**RECORDS FOR PROCESSING:**
--------------------
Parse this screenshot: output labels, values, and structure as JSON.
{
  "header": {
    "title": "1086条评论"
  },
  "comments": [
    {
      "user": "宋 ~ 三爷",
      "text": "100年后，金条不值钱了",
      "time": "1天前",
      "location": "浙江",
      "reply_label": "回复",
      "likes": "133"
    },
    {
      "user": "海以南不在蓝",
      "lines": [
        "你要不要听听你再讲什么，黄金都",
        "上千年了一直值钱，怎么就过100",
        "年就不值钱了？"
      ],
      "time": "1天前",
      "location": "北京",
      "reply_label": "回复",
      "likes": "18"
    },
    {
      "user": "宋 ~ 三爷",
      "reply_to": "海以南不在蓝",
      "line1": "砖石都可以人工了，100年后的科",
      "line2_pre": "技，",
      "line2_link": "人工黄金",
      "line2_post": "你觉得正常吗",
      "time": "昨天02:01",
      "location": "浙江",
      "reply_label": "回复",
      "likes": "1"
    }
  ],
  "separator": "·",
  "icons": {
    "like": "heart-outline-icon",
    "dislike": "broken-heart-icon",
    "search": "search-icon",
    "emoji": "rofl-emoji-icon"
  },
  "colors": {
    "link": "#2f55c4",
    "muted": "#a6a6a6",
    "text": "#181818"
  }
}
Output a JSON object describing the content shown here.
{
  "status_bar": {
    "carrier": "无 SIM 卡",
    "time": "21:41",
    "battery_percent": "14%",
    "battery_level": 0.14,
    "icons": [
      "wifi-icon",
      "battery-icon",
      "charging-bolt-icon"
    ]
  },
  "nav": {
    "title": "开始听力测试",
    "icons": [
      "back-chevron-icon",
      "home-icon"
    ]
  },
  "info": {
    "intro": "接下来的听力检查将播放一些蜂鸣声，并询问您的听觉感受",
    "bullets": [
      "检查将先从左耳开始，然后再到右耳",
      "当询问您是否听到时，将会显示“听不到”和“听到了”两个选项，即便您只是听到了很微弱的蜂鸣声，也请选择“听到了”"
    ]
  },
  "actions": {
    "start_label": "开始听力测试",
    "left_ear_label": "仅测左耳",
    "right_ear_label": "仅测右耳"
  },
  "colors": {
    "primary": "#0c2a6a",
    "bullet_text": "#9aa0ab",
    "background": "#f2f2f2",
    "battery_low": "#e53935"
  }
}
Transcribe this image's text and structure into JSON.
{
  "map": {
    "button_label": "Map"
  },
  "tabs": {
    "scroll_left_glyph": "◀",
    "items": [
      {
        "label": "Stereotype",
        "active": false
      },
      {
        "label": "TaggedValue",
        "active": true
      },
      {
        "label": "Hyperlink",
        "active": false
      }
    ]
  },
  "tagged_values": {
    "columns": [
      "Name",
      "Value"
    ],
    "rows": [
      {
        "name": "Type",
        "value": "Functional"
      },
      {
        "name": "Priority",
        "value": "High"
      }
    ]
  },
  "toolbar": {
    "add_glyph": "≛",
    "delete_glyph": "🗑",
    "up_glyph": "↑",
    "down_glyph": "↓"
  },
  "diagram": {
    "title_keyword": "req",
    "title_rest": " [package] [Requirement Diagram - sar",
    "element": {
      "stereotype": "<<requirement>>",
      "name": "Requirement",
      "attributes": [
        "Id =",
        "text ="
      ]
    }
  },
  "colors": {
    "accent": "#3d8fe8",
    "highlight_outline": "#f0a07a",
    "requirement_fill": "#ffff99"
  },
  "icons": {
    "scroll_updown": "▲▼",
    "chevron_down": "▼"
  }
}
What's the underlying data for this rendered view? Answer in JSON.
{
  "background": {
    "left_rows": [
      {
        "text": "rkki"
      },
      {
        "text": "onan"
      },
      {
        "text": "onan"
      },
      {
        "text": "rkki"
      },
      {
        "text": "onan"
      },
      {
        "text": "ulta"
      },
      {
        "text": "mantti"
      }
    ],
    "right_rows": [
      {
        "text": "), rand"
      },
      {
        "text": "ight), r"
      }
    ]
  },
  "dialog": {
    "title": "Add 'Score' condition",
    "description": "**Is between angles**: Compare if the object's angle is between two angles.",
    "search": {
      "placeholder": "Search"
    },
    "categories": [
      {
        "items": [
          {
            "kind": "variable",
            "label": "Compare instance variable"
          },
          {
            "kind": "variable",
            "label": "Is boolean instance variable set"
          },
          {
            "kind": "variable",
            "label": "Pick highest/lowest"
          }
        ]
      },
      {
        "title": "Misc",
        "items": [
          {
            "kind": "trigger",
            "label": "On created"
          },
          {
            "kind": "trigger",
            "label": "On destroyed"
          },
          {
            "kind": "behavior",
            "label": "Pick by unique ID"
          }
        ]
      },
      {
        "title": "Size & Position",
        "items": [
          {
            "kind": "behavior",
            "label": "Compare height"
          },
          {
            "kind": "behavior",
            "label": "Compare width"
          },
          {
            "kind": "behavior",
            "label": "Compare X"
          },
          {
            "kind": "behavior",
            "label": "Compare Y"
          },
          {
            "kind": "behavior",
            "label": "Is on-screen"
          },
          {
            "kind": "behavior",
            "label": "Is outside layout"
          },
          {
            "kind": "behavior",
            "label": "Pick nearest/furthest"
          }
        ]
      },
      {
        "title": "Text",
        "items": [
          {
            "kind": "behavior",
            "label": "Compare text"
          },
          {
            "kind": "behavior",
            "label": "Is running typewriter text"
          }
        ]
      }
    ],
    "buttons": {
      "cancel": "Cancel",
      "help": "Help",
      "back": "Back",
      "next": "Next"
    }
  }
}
--------------------
**JOB:** Write the whole listing out again. Keep every line exactly as it is.

**TASK RESULT:**
Parse this screenshot: output labels, values, and structure as JSON.
{
  "header": {
    "title": "1086条评论"
  },
  "comments": [
    {
      "user": "宋 ~ 三爷",
      "text": "100年后，金条不值钱了",
      "time": "1天前",
      "location": "浙江",
      "reply_label": "回复",
      "likes": "133"
    },
    {
      "user": "海以南不在蓝",
      "lines": [
        "你要不要听听你再讲什么，黄金都",
        "上千年了一直值钱，怎么就过100",
        "年就不值钱了？"
      ],
      "time": "1天前",
      "location": "北京",
      "reply_label": "回复",
      "likes": "18"
    },
    {
      "user": "宋 ~ 三爷",
      "reply_to": "海以南不在蓝",
      "line1": "砖石都可以人工了，100年后的科",
      "line2_pre": "技，",
      "line2_link": "人工黄金",
      "line2_post": "你觉得正常吗",
      "time": "昨天02:01",
      "location": "浙江",
      "reply_label": "回复",
      "likes": "1"
    }
  ],
  "separator": "·",
  "icons": {
    "like": "heart-outline-icon",
    "dislike": "broken-heart-icon",
    "search": "search-icon",
    "emoji": "rofl-emoji-icon"
  },
  "colors": {
    "link": "#2f55c4",
    "muted": "#a6a6a6",
    "text": "#181818"
  }
}
Output a JSON object describing the content shown here.
{
  "status_bar": {
    "carrier": "无 SIM 卡",
    "time": "21:41",
    "battery_percent": "14%",
    "battery_level": 0.14,
    "icons": [
      "wifi-icon",
      "battery-icon",
      "charging-bolt-icon"
    ]
  },
  "nav": {
    "title": "开始听力测试",
    "icons": [
      "back-chevron-icon",
      "home-icon"
    ]
  },
  "info": {
    "intro": "接下来的听力检查将播放一些蜂鸣声，并询问您的听觉感受",
    "bullets": [
      "检查将先从左耳开始，然后再到右耳",
      "当询问您是否听到时，将会显示“听不到”和“听到了”两个选项，即便您只是听到了很微弱的蜂鸣声，也请选择“听到了”"
    ]
  },
  "actions": {
    "start_label": "开始听力测试",
    "left_ear_label": "仅测左耳",
    "right_ear_label": "仅测右耳"
  },
  "colors": {
    "primary": "#0c2a6a",
    "bullet_text": "#9aa0ab",
    "background": "#f2f2f2",
    "battery_low": "#e53935"
  }
}
Transcribe this image's text and structure into JSON.
{
  "map": {
    "button_label": "Map"
  },
  "tabs": {
    "scroll_left_glyph": "◀",
    "items": [
      {
        "label": "Stereotype",
        "active": false
      },
      {
        "label": "TaggedValue",
        "active": true
      },
      {
        "label": "Hyperlink",
        "active": false
      }
    ]
  },
  "tagged_values": {
    "columns": [
      "Name",
      "Value"
    ],
    "rows": [
      {
        "name": "Type",
        "value": "Functional"
      },
      {
        "name": "Priority",
        "value": "High"
      }
    ]
  },
  "toolbar": {
    "add_glyph": "≛",
    "delete_glyph": "🗑",
    "up_glyph": "↑",
    "down_glyph": "↓"
  },
  "diagram": {
    "title_keyword": "req",
    "title_rest": " [package] [Requirement Diagram - sar",
    "element": {
      "stereotype": "<<requirement>>",
      "name": "Requirement",
      "attributes": [
        "Id =",
        "text ="
      ]
    }
  },
  "colors": {
    "accent": "#3d8fe8",
    "highlight_outline": "#f0a07a",
    "requirement_fill": "#ffff99"
  },
  "icons": {
    "scroll_updown": "▲▼",
    "chevron_down": "▼"
  }
}
What's the underlying data for this rendered view? Answer in JSON.
{
  "background": {
    "left_rows": [
      {
        "text": "rkki"
      },
      {
        "text": "onan"
      },
      {
        "text": "onan"
      },
      {
        "text": "rkki"
      },
      {
        "text": "onan"
      },
      {
        "text": "ulta"
      },
      {
        "text": "mantti"
      }
    ],
    "right_rows": [
      {
        "text": "), rand"
      },
      {
        "text": "ight), r"
      }
    ]
  },
  "dialog": {
    "title": "Add 'Score' condition",
    "description": "**Is between angles**: Compare if the object's angle is between two angles.",
    "search": {
      "placeholder": "Search"
    },
    "categories": [
      {
        "items": [
          {
            "kind": "variable",
            "label": "Compare instance variable"
          },
          {
            "kind": "variable",
            "label": "Is boolean instance variable set"
          },
          {
            "kind": "variable",
            "label": "Pick highest/lowest"
          }
        ]
      },
      {
        "title": "Misc",
        "items": [
          {
            "kind": "trigger",
            "label": "On created"
          },
          {
            "kind": "trigger",
            "label": "On destroyed"
          },
          {
            "kind": "behavior",
            "label": "Pick by unique ID"
          }
        ]
      },
      {
        "title": "Size & Position",
        "items": [
          {
            "kind": "behavior",
            "label": "Compare height"
          },
          {
            "kind": "behavior",
            "label": "Compare width"
          },
          {
            "kind": "behavior",
            "label": "Compare X"
          },
          {
            "kind": "behavior",
            "label": "Compare Y"
          },
          {
            "kind": "behavior",
            "label": "Is on-screen"
          },
          {
            "kind": "behavior",
            "label": "Is outside layout"
          },
          {
            "kind": "behavior",
            "label": "Pick nearest/furthest"
          }
        ]
      },
      {
        "title": "Text",
        "items": [
          {
            "kind": "behavior",
            "label": "Compare text"
          },
          {
            "kind": "behavior",
            "label": "Is running typewriter text"
          }
        ]
      }
    ],
    "buttons": {
      "cancel": "Cancel",
      "help": "Help",
      "back": "Back",
      "next": "Next"
    }
  }
}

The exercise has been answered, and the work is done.